§ **Stated task**
Restate each line of the listing exactly, without carrying over any pictures.

--- begin ---

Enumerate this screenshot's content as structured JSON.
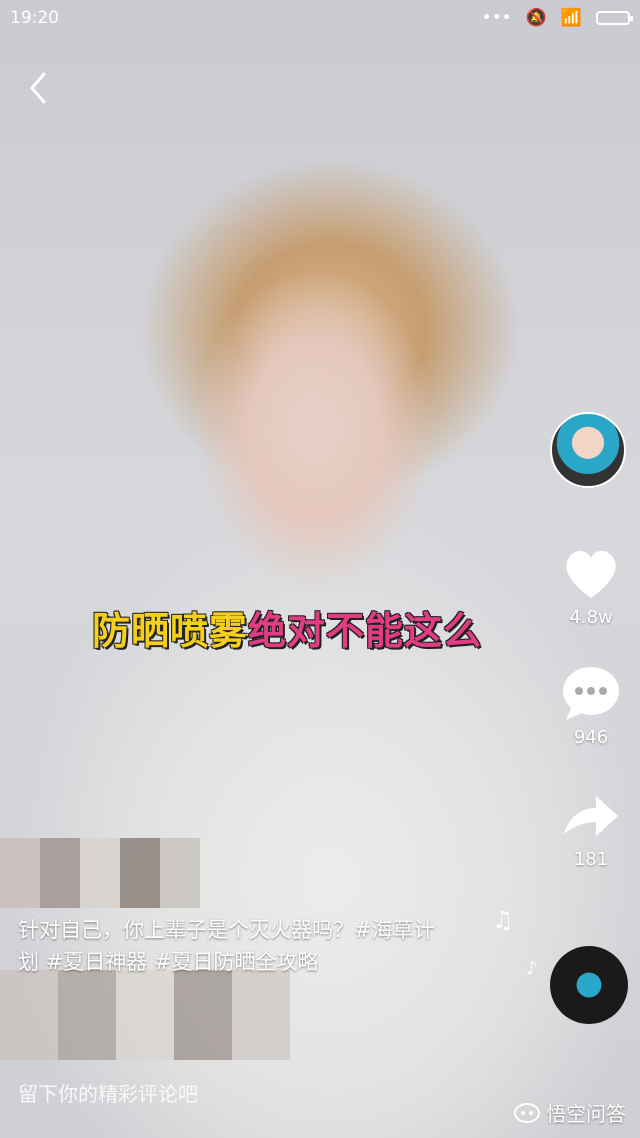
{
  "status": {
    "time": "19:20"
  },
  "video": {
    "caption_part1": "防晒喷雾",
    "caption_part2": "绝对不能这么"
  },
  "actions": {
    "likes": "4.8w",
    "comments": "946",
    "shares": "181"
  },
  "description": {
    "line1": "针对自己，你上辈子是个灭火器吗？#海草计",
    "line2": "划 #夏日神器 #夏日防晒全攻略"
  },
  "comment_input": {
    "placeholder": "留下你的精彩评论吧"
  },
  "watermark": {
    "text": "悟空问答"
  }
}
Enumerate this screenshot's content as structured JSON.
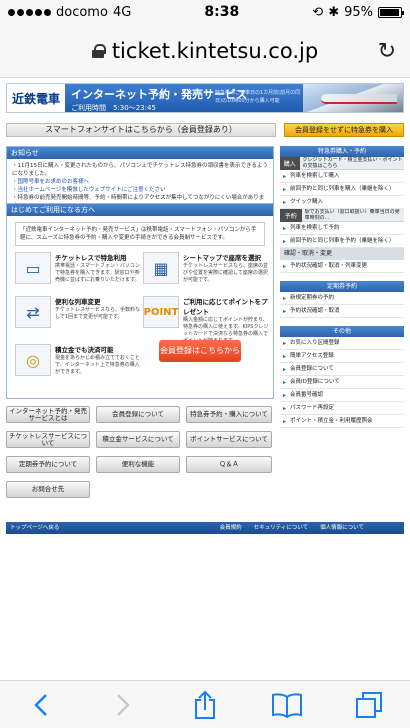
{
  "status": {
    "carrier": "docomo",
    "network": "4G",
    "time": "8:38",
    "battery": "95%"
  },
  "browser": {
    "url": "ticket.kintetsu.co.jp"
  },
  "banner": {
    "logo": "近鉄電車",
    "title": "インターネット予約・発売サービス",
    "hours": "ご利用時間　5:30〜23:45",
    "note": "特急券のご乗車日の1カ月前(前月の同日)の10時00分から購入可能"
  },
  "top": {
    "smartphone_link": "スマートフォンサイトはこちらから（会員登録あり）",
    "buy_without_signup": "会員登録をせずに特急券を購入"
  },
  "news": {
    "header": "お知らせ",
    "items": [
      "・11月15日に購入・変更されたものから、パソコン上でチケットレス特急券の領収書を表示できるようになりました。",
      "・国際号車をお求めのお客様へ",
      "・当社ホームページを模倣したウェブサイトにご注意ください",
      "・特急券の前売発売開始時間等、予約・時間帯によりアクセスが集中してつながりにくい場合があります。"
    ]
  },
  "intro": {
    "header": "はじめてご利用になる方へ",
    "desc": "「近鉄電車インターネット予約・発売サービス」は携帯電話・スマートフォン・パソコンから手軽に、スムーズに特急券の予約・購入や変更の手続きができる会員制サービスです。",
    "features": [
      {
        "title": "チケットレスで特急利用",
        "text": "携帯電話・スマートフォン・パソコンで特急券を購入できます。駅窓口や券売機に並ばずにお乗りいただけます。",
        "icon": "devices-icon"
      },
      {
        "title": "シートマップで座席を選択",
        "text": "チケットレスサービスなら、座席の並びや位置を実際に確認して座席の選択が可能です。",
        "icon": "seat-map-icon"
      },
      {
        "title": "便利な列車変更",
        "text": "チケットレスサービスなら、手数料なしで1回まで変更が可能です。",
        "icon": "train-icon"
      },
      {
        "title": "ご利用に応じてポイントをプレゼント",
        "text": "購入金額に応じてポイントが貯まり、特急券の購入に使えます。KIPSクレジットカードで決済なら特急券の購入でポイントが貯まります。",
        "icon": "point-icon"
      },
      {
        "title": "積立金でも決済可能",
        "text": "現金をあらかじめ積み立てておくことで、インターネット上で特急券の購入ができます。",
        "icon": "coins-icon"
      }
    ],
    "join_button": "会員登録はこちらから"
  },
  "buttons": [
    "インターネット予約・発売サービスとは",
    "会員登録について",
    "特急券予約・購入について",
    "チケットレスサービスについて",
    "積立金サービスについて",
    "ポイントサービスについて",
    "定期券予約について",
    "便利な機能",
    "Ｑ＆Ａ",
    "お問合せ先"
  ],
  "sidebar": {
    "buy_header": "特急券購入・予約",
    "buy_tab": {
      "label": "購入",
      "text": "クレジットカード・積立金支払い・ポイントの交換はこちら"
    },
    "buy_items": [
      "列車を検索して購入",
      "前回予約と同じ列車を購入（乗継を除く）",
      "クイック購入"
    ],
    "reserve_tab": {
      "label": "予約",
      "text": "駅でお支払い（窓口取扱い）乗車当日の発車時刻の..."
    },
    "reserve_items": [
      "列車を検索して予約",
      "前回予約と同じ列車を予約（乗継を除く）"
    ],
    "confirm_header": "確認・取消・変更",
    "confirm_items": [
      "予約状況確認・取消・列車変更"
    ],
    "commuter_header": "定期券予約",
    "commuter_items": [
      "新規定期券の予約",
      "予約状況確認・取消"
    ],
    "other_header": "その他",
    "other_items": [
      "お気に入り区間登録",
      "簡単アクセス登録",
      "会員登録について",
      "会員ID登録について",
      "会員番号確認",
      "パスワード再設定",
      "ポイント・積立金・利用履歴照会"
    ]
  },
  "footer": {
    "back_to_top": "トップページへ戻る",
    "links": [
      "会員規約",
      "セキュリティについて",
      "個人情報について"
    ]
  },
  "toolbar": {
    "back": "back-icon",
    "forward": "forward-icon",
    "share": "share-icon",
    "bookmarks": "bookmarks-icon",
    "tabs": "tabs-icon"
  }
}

--- end ---

§ **Exercise response**
Enumerate this screenshot's content as structured JSON.
{
  "status": {
    "time": "19:20"
  },
  "video": {
    "caption_part1": "防晒喷雾",
    "caption_part2": "绝对不能这么"
  },
  "actions": {
    "likes": "4.8w",
    "comments": "946",
    "shares": "181"
  },
  "description": {
    "line1": "针对自己，你上辈子是个灭火器吗？#海草计",
    "line2": "划 #夏日神器 #夏日防晒全攻略"
  },
  "comment_input": {
    "placeholder": "留下你的精彩评论吧"
  },
  "watermark": {
    "text": "悟空问答"
  }
}
Enumerate this screenshot's content as structured JSON.
{
  "status": {
    "carrier": "docomo",
    "network": "4G",
    "time": "8:38",
    "battery": "95%"
  },
  "browser": {
    "url": "ticket.kintetsu.co.jp"
  },
  "banner": {
    "logo": "近鉄電車",
    "title": "インターネット予約・発売サービス",
    "hours": "ご利用時間　5:30〜23:45",
    "note": "特急券のご乗車日の1カ月前(前月の同日)の10時00分から購入可能"
  },
  "top": {
    "smartphone_link": "スマートフォンサイトはこちらから（会員登録あり）",
    "buy_without_signup": "会員登録をせずに特急券を購入"
  },
  "news": {
    "header": "お知らせ",
    "items": [
      "・11月15日に購入・変更されたものから、パソコン上でチケットレス特急券の領収書を表示できるようになりました。",
      "・国際号車をお求めのお客様へ",
      "・当社ホームページを模倣したウェブサイトにご注意ください",
      "・特急券の前売発売開始時間等、予約・時間帯によりアクセスが集中してつながりにくい場合があります。"
    ]
  },
  "intro": {
    "header": "はじめてご利用になる方へ",
    "desc": "「近鉄電車インターネット予約・発売サービス」は携帯電話・スマートフォン・パソコンから手軽に、スムーズに特急券の予約・購入や変更の手続きができる会員制サービスです。",
    "features": [
      {
        "title": "チケットレスで特急利用",
        "text": "携帯電話・スマートフォン・パソコンで特急券を購入できます。駅窓口や券売機に並ばずにお乗りいただけます。",
        "icon": "devices-icon"
      },
      {
        "title": "シートマップで座席を選択",
        "text": "チケットレスサービスなら、座席の並びや位置を実際に確認して座席の選択が可能です。",
        "icon": "seat-map-icon"
      },
      {
        "title": "便利な列車変更",
        "text": "チケットレスサービスなら、手数料なしで1回まで変更が可能です。",
        "icon": "train-icon"
      },
      {
        "title": "ご利用に応じてポイントをプレゼント",
        "text": "購入金額に応じてポイントが貯まり、特急券の購入に使えます。KIPSクレジットカードで決済なら特急券の購入でポイントが貯まります。",
        "icon": "point-icon"
      },
      {
        "title": "積立金でも決済可能",
        "text": "現金をあらかじめ積み立てておくことで、インターネット上で特急券の購入ができます。",
        "icon": "coins-icon"
      }
    ],
    "join_button": "会員登録はこちらから"
  },
  "buttons": [
    "インターネット予約・発売サービスとは",
    "会員登録について",
    "特急券予約・購入について",
    "チケットレスサービスについて",
    "積立金サービスについて",
    "ポイントサービスについて",
    "定期券予約について",
    "便利な機能",
    "Ｑ＆Ａ",
    "お問合せ先"
  ],
  "sidebar": {
    "buy_header": "特急券購入・予約",
    "buy_tab": {
      "label": "購入",
      "text": "クレジットカード・積立金支払い・ポイントの交換はこちら"
    },
    "buy_items": [
      "列車を検索して購入",
      "前回予約と同じ列車を購入（乗継を除く）",
      "クイック購入"
    ],
    "reserve_tab": {
      "label": "予約",
      "text": "駅でお支払い（窓口取扱い）乗車当日の発車時刻の..."
    },
    "reserve_items": [
      "列車を検索して予約",
      "前回予約と同じ列車を予約（乗継を除く）"
    ],
    "confirm_header": "確認・取消・変更",
    "confirm_items": [
      "予約状況確認・取消・列車変更"
    ],
    "commuter_header": "定期券予約",
    "commuter_items": [
      "新規定期券の予約",
      "予約状況確認・取消"
    ],
    "other_header": "その他",
    "other_items": [
      "お気に入り区間登録",
      "簡単アクセス登録",
      "会員登録について",
      "会員ID登録について",
      "会員番号確認",
      "パスワード再設定",
      "ポイント・積立金・利用履歴照会"
    ]
  },
  "footer": {
    "back_to_top": "トップページへ戻る",
    "links": [
      "会員規約",
      "セキュリティについて",
      "個人情報について"
    ]
  },
  "toolbar": {
    "back": "back-icon",
    "forward": "forward-icon",
    "share": "share-icon",
    "bookmarks": "bookmarks-icon",
    "tabs": "tabs-icon"
  }
}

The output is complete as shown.